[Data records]
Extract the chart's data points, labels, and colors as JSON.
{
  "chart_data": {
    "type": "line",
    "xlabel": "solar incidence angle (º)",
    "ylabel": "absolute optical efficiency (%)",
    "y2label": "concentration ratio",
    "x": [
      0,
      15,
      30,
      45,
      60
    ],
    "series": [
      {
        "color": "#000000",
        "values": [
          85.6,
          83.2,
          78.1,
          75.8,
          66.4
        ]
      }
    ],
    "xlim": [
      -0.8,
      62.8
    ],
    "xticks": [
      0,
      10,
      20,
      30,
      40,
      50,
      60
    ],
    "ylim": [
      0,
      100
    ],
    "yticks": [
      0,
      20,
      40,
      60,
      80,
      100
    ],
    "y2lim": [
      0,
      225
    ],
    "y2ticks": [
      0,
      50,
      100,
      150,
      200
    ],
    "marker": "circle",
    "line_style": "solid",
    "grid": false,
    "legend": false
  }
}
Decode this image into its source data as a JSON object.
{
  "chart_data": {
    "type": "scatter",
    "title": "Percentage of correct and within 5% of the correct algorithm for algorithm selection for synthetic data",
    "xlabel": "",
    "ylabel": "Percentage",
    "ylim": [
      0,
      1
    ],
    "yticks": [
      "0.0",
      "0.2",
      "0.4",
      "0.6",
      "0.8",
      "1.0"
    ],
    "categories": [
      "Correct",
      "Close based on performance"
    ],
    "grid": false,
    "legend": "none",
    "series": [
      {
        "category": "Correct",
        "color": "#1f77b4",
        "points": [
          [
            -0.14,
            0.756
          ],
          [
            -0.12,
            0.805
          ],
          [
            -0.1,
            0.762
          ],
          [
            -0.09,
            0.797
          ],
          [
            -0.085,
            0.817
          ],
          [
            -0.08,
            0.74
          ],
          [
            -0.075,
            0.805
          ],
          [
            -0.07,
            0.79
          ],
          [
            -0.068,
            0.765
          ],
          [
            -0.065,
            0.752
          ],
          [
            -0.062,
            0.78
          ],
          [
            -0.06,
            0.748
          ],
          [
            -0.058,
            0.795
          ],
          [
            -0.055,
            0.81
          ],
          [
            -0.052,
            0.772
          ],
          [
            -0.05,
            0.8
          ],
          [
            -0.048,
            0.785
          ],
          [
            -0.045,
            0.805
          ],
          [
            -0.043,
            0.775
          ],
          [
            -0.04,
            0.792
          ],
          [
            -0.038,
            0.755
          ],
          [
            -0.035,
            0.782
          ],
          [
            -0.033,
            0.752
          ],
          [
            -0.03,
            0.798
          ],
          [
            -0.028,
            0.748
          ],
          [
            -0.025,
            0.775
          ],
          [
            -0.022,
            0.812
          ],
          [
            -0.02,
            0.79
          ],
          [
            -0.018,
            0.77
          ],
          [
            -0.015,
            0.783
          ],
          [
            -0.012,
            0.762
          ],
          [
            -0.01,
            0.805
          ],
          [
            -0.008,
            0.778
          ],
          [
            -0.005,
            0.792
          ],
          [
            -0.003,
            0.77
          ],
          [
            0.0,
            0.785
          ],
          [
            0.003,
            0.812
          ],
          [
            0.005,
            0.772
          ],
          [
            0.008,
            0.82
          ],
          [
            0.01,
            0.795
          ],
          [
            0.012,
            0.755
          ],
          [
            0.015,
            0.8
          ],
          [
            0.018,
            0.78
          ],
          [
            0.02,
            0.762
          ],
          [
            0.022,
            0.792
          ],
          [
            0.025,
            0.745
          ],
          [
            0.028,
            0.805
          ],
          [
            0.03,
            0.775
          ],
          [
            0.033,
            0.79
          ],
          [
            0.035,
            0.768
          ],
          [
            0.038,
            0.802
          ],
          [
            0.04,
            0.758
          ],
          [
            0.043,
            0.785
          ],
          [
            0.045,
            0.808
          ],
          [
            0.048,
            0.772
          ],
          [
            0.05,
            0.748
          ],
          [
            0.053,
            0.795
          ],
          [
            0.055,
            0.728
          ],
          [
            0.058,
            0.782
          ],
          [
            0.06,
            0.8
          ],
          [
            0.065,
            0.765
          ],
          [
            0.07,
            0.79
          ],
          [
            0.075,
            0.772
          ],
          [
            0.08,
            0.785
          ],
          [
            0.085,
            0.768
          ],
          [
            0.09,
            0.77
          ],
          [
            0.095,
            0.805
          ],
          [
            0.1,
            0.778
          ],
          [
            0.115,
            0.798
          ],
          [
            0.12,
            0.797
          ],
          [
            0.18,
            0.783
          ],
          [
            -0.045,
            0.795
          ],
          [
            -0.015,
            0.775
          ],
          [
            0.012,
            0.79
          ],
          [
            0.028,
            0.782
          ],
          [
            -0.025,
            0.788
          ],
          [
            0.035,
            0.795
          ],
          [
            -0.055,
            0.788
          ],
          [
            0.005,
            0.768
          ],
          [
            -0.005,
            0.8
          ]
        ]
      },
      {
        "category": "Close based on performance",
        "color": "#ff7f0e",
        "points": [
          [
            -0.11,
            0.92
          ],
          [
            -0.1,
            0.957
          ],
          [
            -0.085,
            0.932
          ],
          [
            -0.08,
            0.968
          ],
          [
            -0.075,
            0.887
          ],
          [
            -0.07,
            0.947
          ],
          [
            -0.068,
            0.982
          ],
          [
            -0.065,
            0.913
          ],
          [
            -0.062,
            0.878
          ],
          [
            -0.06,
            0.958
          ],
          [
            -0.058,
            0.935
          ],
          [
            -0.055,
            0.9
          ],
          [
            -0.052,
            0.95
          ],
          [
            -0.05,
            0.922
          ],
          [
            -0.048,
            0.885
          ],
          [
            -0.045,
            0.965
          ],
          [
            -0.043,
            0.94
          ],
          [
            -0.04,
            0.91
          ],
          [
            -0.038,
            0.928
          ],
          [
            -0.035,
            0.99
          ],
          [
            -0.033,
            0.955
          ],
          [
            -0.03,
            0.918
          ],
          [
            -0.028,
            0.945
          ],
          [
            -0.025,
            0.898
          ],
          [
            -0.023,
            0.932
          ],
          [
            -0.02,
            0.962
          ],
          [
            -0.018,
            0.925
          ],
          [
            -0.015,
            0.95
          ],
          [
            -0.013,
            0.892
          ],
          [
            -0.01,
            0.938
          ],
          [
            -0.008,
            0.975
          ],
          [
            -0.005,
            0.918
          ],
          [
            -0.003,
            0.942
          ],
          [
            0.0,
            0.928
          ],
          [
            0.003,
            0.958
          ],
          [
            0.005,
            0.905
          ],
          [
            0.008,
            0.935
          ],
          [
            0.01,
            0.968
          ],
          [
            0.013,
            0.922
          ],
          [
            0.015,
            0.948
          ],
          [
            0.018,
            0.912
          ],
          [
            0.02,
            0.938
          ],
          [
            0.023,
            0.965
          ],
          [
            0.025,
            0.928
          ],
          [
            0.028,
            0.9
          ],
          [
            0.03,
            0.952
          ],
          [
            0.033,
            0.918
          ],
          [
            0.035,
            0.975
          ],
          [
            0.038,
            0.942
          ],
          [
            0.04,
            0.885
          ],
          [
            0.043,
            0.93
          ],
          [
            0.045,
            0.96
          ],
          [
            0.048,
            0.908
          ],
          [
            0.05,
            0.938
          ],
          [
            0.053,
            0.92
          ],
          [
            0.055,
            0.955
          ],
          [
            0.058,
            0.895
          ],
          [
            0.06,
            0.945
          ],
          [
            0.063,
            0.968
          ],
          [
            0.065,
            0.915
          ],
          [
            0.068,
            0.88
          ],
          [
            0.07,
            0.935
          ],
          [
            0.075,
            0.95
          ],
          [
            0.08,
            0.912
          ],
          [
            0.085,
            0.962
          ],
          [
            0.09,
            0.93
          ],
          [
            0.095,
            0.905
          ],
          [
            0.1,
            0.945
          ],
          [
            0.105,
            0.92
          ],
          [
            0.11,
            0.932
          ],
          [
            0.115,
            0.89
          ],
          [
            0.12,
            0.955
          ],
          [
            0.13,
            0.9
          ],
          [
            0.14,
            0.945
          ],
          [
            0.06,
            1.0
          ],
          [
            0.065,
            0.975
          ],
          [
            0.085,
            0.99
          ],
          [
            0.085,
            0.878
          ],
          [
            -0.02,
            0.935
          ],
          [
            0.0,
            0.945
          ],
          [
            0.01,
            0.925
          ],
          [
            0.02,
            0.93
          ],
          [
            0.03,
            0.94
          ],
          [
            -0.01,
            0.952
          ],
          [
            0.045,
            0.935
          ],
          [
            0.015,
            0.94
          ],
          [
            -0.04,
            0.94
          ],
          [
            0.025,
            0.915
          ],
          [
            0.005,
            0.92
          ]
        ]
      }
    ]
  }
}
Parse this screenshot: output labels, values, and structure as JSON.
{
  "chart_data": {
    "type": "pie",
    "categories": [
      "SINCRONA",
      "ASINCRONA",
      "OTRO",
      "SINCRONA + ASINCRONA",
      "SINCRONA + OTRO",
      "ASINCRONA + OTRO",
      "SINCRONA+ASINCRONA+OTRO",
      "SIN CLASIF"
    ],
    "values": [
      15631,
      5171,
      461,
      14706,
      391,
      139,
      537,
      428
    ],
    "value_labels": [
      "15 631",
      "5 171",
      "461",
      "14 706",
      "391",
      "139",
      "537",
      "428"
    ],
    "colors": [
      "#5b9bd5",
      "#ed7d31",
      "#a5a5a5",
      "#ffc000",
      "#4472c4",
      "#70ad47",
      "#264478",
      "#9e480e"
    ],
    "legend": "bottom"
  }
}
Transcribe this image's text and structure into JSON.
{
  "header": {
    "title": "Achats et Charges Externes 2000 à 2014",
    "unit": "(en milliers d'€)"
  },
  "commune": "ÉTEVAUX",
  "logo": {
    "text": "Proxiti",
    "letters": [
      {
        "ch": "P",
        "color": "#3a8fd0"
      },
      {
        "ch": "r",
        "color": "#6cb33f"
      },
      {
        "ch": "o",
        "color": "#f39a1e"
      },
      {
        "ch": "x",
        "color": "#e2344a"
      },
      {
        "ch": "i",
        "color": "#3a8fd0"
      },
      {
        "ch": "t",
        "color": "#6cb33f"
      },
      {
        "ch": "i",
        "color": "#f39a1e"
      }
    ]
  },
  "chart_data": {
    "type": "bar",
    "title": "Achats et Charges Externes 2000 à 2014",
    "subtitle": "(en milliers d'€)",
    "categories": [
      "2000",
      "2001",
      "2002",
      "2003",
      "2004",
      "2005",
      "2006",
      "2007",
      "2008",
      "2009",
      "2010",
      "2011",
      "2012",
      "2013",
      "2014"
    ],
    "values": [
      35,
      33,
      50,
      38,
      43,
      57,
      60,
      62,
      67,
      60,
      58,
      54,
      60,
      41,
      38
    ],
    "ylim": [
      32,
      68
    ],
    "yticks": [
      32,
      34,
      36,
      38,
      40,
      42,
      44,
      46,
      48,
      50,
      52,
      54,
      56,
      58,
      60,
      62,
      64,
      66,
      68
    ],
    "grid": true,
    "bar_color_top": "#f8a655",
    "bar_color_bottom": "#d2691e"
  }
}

### Given problem
Lines containing "OTRO" are to be counted. State the total and add nothing.

### Solution for this problem
4